What lines of the data hold the string "this"? Pull each one out.

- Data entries
[start]

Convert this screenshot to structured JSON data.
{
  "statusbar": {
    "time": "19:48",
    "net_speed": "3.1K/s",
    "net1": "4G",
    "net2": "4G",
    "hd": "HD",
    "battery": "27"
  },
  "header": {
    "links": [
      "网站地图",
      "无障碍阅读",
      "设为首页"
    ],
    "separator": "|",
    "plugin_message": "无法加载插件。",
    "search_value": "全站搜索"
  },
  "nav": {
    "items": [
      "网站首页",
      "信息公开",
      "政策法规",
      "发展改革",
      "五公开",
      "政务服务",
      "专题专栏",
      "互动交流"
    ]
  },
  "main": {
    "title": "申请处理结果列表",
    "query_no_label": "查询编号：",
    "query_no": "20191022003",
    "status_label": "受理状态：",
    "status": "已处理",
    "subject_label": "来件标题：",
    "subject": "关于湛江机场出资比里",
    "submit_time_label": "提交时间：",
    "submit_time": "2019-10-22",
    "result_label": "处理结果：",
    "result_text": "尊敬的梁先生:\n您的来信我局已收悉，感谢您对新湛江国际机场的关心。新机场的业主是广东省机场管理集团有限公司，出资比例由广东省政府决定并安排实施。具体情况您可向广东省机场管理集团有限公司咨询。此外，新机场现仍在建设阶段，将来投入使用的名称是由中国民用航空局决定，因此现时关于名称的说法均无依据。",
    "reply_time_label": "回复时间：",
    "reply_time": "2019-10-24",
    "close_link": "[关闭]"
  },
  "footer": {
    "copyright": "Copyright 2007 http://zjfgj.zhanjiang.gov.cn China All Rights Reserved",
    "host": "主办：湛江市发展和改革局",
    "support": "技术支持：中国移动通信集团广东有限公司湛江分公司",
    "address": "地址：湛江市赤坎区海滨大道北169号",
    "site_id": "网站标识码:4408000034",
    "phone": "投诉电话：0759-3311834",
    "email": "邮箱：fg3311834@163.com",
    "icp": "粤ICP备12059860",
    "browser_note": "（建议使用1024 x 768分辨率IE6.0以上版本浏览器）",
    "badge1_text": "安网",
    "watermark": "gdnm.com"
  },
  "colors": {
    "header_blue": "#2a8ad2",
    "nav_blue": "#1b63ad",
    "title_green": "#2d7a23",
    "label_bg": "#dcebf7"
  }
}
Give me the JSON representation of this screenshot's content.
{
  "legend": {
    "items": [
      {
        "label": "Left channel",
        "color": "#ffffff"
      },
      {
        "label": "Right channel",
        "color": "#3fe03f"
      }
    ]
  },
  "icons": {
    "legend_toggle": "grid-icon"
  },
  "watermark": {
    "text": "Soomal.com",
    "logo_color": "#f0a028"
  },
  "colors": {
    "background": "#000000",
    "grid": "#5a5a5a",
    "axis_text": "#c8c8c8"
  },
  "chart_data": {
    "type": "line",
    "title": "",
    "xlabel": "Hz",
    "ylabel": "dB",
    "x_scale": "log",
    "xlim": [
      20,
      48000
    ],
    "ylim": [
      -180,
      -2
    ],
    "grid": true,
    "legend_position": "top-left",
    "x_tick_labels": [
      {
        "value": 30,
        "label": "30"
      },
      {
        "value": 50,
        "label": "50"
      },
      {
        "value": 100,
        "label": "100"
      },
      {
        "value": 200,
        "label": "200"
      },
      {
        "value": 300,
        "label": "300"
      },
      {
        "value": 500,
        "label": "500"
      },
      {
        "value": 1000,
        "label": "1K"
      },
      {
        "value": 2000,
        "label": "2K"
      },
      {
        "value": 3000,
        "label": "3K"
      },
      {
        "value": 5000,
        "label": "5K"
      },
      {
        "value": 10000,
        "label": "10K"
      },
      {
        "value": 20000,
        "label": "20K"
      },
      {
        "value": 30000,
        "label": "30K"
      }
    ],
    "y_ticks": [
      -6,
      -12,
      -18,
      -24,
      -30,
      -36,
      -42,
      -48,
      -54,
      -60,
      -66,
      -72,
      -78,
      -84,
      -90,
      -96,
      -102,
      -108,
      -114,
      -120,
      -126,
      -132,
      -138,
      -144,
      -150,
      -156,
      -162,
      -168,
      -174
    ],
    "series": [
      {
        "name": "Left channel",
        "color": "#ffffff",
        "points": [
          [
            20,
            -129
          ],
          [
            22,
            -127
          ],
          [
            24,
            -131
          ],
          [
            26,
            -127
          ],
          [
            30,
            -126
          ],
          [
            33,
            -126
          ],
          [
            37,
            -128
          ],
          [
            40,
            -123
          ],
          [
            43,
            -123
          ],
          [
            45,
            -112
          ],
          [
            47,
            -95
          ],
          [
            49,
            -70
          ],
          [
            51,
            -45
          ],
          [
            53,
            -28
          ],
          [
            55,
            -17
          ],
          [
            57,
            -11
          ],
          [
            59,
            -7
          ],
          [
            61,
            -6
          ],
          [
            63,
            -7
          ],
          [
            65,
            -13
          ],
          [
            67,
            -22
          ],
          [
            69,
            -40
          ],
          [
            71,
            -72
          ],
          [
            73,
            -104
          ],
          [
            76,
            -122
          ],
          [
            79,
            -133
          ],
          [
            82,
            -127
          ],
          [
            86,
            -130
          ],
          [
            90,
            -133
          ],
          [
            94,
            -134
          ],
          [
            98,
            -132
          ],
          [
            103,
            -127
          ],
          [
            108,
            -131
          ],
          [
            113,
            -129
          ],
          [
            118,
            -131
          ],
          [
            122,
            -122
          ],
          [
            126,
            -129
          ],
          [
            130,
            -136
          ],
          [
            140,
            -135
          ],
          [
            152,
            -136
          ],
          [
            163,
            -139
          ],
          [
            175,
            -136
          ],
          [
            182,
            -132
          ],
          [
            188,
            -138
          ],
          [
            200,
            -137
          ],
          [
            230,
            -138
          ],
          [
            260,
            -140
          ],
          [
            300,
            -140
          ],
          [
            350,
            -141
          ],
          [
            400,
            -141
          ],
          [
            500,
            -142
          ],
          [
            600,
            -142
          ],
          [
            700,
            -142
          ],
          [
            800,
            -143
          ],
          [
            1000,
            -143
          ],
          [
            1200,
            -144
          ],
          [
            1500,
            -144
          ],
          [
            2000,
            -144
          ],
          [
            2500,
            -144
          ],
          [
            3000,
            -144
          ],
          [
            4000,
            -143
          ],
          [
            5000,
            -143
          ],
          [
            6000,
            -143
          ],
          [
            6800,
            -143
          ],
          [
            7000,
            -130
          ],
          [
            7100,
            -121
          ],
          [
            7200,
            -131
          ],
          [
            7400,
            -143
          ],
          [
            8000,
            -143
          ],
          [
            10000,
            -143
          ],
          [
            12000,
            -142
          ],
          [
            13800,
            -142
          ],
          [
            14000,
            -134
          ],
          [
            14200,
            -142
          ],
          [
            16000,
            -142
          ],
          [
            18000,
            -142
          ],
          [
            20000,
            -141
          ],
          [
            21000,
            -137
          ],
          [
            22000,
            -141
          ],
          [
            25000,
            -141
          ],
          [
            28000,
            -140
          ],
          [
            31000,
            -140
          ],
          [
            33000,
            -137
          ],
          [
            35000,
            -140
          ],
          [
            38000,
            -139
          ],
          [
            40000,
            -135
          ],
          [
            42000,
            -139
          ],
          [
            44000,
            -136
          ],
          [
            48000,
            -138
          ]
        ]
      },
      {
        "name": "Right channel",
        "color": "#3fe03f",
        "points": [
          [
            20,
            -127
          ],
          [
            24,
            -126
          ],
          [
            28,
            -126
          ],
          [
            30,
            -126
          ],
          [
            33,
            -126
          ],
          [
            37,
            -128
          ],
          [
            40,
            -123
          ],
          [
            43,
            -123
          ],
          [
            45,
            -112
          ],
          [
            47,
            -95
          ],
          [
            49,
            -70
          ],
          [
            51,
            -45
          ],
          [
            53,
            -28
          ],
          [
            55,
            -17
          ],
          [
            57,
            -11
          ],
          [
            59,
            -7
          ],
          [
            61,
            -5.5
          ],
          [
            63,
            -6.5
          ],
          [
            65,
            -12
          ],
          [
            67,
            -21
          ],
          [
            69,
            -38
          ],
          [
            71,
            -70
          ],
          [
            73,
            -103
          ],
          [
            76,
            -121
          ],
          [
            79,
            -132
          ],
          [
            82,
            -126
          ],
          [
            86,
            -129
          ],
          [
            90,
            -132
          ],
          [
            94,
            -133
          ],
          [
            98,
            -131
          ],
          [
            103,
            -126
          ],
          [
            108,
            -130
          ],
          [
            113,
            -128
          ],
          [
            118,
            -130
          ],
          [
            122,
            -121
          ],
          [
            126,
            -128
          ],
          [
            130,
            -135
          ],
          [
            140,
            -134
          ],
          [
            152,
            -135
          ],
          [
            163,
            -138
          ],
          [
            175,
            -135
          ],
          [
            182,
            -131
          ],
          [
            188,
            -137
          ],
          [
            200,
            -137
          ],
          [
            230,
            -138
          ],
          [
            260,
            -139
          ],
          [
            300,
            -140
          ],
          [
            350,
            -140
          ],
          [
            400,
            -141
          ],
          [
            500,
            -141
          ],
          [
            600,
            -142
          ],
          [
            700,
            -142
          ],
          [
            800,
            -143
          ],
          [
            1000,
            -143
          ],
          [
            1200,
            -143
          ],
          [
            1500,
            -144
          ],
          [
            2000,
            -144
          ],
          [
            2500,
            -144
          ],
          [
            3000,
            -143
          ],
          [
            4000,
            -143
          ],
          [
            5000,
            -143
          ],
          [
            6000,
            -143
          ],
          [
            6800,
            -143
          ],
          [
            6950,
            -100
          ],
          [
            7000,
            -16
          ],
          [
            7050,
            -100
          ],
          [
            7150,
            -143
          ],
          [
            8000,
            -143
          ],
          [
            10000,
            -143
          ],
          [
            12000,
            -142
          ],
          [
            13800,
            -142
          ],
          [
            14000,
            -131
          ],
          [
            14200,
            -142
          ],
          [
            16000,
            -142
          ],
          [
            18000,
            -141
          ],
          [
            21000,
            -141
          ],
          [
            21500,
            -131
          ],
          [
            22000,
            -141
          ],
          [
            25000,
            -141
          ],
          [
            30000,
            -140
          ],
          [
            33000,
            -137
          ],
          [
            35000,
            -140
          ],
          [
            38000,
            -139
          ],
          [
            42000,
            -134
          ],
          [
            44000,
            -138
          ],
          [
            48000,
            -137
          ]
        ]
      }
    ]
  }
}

[end]

- Exercise answer
Convert this screenshot to structured JSON data.
Give me the JSON representation of this screenshot's content.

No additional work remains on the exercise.